| Job |
Identify and copy all lines of the material where the string "Проверку" is found.

| Entries supplied |
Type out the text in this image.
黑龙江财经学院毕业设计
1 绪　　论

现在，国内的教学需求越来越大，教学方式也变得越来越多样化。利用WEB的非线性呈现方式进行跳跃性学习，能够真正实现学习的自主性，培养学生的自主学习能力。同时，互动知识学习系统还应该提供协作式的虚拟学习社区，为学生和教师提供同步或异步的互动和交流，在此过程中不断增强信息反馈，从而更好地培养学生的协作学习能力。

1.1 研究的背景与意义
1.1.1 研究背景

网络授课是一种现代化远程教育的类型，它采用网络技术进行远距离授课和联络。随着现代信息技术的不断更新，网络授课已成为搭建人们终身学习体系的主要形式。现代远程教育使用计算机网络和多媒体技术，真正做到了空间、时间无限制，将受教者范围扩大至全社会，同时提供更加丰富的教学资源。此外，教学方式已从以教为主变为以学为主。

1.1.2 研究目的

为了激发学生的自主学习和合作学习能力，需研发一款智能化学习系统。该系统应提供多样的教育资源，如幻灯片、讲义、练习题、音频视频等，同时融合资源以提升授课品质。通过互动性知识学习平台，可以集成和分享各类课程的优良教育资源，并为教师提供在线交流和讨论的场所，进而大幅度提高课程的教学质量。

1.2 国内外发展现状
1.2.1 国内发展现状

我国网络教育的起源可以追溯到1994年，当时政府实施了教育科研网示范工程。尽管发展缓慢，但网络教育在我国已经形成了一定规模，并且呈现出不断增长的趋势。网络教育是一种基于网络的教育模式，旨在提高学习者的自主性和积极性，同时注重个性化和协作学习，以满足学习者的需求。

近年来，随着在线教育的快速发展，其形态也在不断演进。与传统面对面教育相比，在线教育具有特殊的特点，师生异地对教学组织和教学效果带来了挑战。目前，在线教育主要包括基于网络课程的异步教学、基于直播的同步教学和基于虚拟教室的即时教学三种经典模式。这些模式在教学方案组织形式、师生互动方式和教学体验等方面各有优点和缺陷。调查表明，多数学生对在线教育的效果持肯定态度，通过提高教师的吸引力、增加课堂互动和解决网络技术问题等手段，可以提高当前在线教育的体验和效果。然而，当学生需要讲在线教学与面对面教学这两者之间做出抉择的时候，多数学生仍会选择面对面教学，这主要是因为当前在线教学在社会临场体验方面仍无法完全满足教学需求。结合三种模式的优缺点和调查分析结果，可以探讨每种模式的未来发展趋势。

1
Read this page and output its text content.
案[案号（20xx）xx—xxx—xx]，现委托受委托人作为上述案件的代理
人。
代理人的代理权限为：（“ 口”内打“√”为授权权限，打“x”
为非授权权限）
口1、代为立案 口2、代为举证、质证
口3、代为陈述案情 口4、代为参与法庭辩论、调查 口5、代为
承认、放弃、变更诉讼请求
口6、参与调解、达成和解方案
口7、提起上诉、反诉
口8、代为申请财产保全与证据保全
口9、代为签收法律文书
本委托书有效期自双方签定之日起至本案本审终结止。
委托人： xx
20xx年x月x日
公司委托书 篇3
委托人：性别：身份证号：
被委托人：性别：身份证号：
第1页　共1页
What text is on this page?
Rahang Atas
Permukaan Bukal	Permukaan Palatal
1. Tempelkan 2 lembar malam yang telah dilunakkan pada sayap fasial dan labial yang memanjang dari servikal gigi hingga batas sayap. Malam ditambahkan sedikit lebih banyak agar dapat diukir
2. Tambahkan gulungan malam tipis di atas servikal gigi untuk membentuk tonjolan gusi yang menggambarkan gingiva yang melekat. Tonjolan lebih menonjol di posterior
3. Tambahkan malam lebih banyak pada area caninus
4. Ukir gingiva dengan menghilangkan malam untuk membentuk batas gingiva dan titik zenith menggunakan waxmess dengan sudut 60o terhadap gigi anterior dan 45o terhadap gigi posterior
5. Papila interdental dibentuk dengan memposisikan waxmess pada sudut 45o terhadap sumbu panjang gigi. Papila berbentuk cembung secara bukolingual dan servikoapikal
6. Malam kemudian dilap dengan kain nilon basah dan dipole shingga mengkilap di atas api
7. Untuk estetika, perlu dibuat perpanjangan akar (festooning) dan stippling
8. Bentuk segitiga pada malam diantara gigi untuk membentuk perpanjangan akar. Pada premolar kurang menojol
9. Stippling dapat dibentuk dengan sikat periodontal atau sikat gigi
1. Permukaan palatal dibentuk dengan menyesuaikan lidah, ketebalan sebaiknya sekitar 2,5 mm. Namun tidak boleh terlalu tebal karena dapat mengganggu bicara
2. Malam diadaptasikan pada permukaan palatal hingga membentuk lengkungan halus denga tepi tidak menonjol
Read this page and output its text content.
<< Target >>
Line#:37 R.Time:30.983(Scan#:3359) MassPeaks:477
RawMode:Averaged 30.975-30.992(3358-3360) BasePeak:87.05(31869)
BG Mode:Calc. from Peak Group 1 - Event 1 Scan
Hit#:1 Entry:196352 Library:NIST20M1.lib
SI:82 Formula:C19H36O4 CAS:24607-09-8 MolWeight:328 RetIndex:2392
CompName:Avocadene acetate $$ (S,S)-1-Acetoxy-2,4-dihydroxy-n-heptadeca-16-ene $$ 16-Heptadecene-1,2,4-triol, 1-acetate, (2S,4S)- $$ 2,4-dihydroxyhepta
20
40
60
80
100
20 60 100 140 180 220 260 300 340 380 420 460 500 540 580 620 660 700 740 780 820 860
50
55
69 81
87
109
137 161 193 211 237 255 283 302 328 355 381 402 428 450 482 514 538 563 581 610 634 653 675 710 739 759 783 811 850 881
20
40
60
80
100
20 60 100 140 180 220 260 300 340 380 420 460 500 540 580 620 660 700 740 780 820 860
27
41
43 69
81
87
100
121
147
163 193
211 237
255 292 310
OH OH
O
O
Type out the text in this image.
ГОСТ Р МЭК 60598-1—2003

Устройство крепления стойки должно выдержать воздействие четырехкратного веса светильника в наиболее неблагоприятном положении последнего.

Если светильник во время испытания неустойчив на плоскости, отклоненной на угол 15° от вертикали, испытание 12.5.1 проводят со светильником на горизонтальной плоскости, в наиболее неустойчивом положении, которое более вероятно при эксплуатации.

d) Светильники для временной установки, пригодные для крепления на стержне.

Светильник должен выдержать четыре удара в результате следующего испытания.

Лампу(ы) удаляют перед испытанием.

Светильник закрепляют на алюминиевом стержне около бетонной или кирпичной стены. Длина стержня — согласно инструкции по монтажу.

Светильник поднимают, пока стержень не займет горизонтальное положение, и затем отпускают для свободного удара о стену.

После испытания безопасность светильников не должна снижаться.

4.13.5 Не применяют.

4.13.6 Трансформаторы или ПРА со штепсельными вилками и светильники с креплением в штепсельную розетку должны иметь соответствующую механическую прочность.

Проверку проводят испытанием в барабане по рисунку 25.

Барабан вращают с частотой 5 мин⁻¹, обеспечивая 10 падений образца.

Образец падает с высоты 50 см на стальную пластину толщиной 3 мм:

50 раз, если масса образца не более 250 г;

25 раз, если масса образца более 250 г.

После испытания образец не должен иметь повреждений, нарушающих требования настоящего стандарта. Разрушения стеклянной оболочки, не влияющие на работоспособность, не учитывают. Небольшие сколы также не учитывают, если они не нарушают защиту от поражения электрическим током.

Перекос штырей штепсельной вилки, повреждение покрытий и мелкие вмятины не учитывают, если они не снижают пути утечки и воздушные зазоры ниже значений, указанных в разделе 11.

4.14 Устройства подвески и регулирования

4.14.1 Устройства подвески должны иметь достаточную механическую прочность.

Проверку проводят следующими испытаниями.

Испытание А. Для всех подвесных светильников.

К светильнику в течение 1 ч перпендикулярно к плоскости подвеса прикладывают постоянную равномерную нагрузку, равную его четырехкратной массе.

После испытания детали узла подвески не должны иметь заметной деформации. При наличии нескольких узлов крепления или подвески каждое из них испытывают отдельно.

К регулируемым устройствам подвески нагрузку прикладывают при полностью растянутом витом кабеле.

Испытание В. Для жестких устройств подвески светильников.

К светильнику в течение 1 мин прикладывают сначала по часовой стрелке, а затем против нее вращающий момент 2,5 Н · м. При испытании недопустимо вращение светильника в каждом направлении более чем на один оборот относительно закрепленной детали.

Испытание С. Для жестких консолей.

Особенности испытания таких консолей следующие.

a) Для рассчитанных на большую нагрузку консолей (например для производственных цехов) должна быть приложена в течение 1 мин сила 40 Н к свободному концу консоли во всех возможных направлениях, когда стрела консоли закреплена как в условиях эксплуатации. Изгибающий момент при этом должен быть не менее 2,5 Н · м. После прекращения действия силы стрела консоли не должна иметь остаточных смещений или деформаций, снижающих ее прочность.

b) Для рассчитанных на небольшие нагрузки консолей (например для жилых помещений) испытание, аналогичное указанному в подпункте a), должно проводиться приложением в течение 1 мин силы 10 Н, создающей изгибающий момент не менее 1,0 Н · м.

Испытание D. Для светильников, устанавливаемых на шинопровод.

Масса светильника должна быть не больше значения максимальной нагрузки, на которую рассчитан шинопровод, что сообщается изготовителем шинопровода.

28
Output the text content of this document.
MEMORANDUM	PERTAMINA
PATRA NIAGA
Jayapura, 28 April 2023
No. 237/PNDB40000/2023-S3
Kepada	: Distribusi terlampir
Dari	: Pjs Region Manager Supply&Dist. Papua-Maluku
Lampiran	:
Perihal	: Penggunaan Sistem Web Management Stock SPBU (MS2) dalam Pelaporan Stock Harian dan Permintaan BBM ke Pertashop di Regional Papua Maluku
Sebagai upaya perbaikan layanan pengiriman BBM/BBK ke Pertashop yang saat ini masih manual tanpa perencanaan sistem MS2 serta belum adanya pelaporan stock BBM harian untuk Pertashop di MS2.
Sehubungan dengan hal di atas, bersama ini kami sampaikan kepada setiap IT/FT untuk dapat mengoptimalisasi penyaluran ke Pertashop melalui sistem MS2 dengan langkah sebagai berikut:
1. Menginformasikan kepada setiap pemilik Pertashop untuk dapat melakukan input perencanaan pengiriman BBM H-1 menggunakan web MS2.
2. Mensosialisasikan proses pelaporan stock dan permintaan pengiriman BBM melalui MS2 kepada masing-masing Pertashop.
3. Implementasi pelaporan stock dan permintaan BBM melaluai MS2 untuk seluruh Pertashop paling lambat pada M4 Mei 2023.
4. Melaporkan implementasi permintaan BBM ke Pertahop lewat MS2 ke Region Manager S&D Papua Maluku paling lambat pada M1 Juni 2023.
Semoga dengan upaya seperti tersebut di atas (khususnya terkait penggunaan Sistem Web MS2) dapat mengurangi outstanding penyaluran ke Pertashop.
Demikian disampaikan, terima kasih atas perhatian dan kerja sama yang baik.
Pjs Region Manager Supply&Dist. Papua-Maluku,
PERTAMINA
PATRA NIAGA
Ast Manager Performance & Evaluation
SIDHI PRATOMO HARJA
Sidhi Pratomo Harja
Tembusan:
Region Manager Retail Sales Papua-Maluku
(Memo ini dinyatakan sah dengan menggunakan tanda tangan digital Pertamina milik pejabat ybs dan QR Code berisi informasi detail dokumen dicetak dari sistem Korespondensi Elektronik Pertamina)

| The response |
Проверку проводят испытанием в барабане по рисунку 25.
Проверку проводят следующими испытаниями.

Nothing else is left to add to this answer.